> **ZIELSETZUNG**
Übertragen Sie den Satz „Als ich mich an den Frühstückstisch setzte, waren meine Kinder bereits in der Schule.“ aus dem Buchauszug über die Trennung ins Englische.

> **QUELLE**
Trennung nach 20 Jahren: Warum Sören seiner Ex-Frau heute dankbar ist

Am Dienstagmorgen schlief ich aus. Als ich mich an den Frühstückstisch setzte, waren meine Kinder bereits in der Schule. Ich bestrich mir ein Brot dick mit Marmelade und goss mir Kaffee ein, den ich wie üblich mit mehreren Löffeln Zucker gesüßt trank. Meine Frau kam ins Wohnzimmer und begrüßte mich mit einem "Guten Morgen!". Ich fragte sie, ob es ihr inzwischen gesundheitlich besser ginge. "Nein", antwortete sie. "Nicht wirklich. Ich habe einen Kloß im Hals." 

Das ist ein Buchauszug aus: "Sören und Ich. Wie ich durch eine schwere Krise ein glücklicher Mensch wurde"

Ich blickte sie irritiert an. "Was für einen Kloß?", fragte ich und fühlte mich bereits in diesem Augenblick alarmiert. "Ich muss mit dir reden", sagte meine Frau. Mein Herz geriet aus dem Gleichgewicht. Ich hatte das Gefühl, es würde in meinem Körper gesprengt. "Ich muss mit dir reden" – ich hatte eine Ahnung, dass Gespräche, die mit diesem Satz angekündigt werden, niemals gut enden. Fragen durchkreuzten wie Blitze mein Gehirn: Hat meine Frau eine schwere Erkrankung? Oder möchte sie mir sagen, dass eines unserer Kinder ernsthaft krank ist? Hatte eines meiner Kinder einen Unfall gehabt? Oder verlieren wir unseren kompletten finanziellen Wohlstand?

> **ZEILENÜBERSICHT**

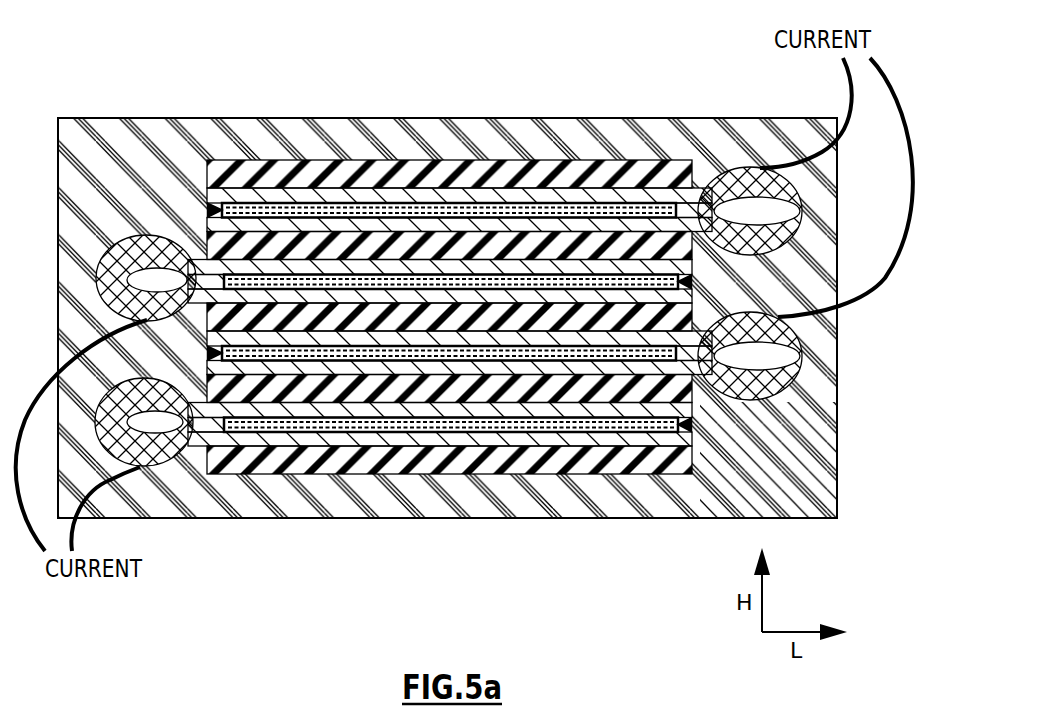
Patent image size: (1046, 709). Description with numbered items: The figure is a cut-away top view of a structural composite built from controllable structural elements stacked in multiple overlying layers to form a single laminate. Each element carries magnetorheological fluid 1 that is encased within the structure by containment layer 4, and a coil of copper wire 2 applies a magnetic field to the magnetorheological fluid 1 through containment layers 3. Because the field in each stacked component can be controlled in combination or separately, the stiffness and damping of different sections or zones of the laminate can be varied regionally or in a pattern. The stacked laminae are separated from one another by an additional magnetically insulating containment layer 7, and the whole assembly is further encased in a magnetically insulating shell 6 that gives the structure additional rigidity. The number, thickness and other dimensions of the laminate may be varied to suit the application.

The magnetorheological fluid 1 is at (300, 212).
The coil of copper wire 2 is at (100, 268).
The containment layer 3 is at (148, 300).
The containment layer 4 is at (206, 262).
The magnetically insulating shell 6 is at (84, 122).
The magnetically insulating containment layer 7 is at (190, 252).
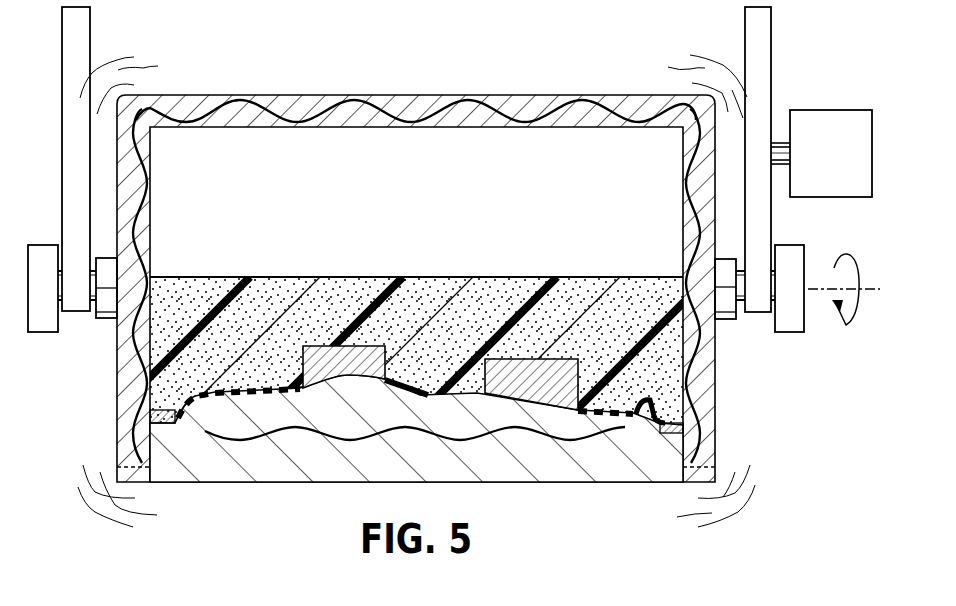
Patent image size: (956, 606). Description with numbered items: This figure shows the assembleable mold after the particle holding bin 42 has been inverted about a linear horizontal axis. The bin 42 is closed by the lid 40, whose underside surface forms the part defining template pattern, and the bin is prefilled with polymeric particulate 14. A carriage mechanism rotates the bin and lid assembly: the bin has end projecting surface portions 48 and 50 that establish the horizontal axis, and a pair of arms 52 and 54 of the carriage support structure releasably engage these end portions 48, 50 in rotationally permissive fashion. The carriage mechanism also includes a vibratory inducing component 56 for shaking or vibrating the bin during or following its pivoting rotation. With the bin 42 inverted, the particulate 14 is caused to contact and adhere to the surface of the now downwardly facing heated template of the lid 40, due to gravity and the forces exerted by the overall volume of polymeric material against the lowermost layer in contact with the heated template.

> **MUSTERLÖSUNG**
When I sat down at the breakfast table, my children were already at school.